Exercise description: Work through the data line by line, gathering every line that has the word "Competition".

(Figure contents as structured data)
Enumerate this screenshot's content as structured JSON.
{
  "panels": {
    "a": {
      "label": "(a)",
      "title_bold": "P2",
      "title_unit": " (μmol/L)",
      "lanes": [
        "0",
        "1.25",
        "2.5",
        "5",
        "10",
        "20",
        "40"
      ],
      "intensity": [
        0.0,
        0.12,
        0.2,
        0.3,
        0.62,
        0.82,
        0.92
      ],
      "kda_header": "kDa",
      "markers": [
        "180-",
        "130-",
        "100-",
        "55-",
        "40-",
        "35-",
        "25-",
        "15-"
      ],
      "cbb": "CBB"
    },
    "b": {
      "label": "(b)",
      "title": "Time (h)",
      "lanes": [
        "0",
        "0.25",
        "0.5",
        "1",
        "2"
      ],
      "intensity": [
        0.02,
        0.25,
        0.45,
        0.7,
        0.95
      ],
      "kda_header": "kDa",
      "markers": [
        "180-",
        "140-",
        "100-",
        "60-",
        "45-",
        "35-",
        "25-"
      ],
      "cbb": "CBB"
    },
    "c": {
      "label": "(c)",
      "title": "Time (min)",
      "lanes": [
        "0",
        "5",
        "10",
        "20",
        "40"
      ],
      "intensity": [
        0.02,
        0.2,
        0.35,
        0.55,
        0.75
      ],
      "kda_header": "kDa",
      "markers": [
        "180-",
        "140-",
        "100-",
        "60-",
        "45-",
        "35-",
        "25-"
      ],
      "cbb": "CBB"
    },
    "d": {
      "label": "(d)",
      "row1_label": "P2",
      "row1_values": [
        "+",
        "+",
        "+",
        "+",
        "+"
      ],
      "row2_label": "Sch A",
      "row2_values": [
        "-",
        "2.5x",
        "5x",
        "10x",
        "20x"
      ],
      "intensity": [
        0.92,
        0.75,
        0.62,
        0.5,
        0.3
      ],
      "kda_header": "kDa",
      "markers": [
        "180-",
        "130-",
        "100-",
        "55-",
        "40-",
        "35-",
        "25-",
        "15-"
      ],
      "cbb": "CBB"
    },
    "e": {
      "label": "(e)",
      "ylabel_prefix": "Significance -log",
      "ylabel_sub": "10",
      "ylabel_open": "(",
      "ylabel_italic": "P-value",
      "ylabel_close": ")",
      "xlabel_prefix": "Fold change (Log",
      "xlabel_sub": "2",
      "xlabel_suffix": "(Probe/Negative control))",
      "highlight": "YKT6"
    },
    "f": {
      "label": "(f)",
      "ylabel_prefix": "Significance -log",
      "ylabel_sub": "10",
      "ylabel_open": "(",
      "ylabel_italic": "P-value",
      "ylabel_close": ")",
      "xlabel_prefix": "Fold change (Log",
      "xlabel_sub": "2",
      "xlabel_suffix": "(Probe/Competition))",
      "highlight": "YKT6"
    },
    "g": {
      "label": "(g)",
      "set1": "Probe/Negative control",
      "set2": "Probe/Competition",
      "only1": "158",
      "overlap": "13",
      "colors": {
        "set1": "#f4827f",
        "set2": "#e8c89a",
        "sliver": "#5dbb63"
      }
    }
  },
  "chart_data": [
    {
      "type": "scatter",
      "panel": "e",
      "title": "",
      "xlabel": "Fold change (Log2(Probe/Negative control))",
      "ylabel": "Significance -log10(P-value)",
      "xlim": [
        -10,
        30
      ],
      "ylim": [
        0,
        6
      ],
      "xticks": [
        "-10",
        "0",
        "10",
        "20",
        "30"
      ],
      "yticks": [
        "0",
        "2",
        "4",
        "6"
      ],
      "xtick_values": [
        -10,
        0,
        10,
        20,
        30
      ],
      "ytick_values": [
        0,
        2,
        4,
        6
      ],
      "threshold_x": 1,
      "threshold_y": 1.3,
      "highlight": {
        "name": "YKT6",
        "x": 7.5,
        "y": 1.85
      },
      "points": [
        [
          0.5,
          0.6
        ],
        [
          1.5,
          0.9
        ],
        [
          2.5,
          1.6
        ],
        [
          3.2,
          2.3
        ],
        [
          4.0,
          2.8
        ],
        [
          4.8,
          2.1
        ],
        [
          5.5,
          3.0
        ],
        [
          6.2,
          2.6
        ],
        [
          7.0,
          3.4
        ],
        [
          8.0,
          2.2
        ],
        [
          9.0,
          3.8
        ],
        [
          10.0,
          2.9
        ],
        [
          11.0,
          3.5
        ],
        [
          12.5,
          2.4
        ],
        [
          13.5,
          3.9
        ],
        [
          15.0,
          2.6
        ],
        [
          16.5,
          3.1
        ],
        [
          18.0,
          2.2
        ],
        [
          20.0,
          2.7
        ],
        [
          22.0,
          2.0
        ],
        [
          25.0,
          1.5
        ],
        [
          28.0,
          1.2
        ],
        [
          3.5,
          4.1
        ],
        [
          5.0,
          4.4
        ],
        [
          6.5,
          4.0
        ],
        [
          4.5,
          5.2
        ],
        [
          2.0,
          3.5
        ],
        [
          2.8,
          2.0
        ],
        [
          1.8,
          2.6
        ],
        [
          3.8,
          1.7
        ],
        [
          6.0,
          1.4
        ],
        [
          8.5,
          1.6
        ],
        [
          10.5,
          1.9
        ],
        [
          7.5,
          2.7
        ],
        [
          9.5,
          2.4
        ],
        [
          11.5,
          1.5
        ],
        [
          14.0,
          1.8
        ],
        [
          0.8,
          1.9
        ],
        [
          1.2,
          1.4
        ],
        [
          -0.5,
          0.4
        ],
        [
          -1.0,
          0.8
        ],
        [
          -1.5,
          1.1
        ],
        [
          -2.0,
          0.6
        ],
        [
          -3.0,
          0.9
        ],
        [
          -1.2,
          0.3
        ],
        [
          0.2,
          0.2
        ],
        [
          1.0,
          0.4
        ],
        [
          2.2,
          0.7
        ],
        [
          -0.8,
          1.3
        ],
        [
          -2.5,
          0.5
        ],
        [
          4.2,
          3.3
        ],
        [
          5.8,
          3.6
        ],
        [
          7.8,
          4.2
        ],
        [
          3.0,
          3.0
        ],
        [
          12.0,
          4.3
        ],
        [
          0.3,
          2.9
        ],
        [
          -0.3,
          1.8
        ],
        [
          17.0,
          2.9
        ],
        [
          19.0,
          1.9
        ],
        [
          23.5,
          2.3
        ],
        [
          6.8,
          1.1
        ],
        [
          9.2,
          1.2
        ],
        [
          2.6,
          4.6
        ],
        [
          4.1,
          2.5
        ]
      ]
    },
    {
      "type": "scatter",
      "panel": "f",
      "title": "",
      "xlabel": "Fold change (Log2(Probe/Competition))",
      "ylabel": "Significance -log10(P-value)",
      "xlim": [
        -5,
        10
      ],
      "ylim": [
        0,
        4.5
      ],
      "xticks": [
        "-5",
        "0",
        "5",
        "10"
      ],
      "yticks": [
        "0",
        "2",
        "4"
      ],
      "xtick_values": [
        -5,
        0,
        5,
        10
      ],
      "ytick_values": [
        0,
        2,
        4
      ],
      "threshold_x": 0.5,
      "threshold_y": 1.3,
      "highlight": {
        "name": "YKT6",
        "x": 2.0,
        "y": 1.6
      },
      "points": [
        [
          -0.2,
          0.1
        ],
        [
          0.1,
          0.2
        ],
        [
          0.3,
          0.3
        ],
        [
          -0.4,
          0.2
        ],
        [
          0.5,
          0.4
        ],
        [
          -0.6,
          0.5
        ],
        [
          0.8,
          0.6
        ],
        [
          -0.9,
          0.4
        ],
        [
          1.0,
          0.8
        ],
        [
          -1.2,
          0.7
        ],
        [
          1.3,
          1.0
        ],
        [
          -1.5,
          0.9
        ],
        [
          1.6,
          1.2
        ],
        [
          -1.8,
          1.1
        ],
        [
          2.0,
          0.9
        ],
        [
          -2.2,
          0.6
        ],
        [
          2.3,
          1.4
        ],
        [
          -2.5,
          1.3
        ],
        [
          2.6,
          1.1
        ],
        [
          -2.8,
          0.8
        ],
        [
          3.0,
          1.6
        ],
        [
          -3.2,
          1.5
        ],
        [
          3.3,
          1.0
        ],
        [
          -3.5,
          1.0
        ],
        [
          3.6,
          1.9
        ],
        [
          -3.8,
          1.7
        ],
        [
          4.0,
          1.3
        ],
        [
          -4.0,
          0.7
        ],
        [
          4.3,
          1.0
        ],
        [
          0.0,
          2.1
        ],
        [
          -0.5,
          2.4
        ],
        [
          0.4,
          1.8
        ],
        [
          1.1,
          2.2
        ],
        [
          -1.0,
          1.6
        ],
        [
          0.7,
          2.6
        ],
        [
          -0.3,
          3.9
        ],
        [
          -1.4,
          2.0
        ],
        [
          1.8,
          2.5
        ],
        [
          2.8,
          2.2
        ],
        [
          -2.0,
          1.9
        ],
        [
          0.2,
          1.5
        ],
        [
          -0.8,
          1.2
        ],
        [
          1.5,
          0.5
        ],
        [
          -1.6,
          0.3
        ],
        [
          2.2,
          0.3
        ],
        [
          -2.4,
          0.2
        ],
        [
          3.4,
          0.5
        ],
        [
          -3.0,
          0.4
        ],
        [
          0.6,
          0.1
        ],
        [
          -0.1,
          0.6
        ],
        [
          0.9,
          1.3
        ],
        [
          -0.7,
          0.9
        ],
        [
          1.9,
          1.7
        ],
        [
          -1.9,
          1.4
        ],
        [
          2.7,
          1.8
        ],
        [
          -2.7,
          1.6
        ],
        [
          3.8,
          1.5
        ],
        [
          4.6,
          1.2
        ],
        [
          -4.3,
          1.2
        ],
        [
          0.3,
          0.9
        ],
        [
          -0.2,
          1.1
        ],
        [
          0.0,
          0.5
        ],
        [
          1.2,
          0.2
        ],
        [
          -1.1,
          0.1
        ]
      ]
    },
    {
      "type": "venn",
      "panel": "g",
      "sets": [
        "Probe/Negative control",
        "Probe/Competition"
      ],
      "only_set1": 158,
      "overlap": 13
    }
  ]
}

The completed task:
      "xlabel_suffix": "(Probe/Competition))",
      "set2": "Probe/Competition",
      "xlabel": "Fold change (Log2(Probe/Competition))",
        "Probe/Competition"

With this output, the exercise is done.